[Records that describe figures]
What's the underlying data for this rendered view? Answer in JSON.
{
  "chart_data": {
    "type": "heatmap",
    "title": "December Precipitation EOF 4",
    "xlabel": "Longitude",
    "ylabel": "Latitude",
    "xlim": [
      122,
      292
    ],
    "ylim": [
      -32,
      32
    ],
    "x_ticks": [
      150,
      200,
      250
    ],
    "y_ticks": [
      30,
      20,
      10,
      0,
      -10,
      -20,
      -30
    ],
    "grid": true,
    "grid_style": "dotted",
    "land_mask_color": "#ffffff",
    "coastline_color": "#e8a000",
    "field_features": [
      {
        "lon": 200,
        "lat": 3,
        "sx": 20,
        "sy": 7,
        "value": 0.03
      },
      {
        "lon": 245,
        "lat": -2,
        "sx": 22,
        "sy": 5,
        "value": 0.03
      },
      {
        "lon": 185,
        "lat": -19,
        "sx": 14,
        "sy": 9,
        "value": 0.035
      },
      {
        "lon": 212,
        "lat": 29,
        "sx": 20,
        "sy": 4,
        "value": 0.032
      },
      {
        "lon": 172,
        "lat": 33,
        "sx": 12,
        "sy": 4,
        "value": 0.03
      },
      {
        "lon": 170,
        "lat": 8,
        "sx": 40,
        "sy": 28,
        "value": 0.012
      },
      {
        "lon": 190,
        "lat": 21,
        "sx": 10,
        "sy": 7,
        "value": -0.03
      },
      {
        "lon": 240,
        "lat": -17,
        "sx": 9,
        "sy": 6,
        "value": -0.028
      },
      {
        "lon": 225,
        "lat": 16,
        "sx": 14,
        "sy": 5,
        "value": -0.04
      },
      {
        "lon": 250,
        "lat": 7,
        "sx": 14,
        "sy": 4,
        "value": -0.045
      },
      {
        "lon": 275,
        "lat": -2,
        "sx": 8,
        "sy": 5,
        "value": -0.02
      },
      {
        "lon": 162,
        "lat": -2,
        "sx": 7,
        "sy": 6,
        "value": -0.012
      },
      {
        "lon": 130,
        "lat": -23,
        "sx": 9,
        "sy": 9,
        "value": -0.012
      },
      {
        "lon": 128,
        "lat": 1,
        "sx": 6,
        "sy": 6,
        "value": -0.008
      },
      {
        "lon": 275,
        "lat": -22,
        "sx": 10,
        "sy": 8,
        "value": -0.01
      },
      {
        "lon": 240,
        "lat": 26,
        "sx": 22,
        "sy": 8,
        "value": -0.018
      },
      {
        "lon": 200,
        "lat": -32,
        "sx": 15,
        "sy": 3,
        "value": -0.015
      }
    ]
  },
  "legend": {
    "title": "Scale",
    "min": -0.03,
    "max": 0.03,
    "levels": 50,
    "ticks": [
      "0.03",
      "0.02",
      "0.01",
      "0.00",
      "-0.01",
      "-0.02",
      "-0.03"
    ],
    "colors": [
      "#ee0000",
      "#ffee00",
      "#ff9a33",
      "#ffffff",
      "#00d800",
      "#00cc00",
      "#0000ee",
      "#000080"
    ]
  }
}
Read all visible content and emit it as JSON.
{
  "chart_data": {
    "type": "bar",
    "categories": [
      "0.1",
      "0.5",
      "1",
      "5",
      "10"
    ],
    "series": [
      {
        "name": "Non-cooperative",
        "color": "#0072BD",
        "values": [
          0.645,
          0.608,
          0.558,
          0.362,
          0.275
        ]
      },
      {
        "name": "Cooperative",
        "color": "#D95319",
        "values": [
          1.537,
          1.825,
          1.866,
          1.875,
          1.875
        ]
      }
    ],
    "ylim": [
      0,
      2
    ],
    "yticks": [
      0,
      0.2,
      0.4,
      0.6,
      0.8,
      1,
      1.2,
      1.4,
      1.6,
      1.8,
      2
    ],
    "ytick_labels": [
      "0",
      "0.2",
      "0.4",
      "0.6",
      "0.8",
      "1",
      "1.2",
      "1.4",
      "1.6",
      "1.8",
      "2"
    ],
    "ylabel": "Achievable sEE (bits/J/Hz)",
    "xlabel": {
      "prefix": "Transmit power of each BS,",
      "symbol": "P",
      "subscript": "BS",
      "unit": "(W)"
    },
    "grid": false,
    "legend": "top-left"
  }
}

---

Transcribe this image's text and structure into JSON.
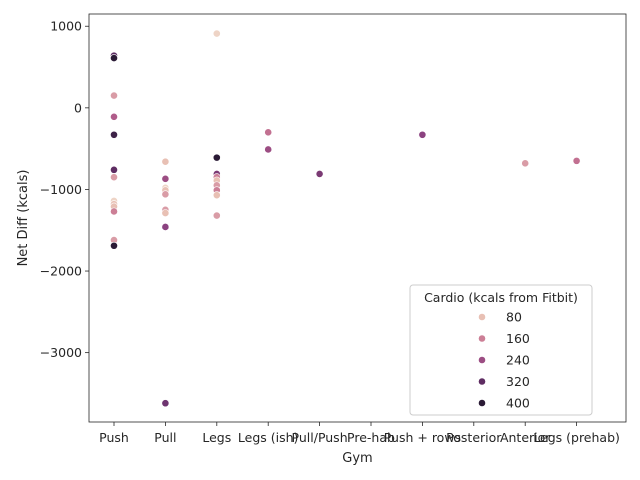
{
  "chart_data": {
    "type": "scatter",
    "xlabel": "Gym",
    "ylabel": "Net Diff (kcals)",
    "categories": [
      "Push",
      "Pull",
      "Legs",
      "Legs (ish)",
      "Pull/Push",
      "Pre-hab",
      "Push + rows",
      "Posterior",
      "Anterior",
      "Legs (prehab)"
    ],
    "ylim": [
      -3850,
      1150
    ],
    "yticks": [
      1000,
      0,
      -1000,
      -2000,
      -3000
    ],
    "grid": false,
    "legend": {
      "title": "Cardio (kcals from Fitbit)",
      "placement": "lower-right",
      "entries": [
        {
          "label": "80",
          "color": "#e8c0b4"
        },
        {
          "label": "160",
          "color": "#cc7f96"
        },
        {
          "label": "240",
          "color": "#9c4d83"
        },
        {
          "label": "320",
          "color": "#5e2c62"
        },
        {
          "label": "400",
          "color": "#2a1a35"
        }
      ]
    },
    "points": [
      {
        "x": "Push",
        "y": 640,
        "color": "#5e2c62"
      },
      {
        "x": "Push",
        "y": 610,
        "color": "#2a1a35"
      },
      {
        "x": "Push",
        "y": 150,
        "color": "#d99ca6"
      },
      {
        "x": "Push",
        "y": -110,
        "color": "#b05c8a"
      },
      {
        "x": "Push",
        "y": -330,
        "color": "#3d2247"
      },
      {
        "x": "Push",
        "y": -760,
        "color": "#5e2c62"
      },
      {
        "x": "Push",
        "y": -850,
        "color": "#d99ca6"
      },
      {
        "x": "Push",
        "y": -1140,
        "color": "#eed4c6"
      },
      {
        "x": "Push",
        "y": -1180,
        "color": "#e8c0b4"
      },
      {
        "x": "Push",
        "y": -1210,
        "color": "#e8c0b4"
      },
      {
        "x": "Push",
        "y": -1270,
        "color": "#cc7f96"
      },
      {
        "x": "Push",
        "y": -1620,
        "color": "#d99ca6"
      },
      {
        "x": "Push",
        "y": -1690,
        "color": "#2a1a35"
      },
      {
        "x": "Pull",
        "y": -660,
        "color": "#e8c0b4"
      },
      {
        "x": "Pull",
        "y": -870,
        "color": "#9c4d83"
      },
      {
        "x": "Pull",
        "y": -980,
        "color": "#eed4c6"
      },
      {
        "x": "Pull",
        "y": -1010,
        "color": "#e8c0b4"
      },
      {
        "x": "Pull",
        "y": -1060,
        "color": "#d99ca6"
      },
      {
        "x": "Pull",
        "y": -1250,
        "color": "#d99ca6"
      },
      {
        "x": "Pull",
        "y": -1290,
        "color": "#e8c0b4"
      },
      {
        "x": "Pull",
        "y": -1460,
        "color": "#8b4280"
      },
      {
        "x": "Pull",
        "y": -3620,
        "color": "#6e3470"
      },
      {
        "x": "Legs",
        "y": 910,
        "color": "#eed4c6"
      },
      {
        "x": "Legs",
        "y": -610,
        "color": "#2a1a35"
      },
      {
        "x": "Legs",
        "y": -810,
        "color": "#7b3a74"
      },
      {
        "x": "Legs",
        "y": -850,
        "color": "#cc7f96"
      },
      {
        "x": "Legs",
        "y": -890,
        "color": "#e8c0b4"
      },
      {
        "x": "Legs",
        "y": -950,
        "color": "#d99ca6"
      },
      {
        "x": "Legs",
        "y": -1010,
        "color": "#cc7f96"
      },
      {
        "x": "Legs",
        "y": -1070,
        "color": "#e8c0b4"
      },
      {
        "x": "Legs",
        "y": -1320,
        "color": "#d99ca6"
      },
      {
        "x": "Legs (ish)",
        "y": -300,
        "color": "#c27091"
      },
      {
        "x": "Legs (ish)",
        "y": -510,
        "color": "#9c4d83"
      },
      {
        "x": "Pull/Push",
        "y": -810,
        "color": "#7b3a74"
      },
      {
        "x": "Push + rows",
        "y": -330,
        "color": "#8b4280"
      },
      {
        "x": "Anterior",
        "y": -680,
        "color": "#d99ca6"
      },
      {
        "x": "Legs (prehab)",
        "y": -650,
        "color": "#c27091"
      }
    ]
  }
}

Exercise goal -> Scan the records for the string "JSON". Copy each line in which it appears.

Answer in full ->
What's the underlying data for this rendered view? Answer in JSON.
Read all visible content and emit it as JSON.
Transcribe this image's text and structure into JSON.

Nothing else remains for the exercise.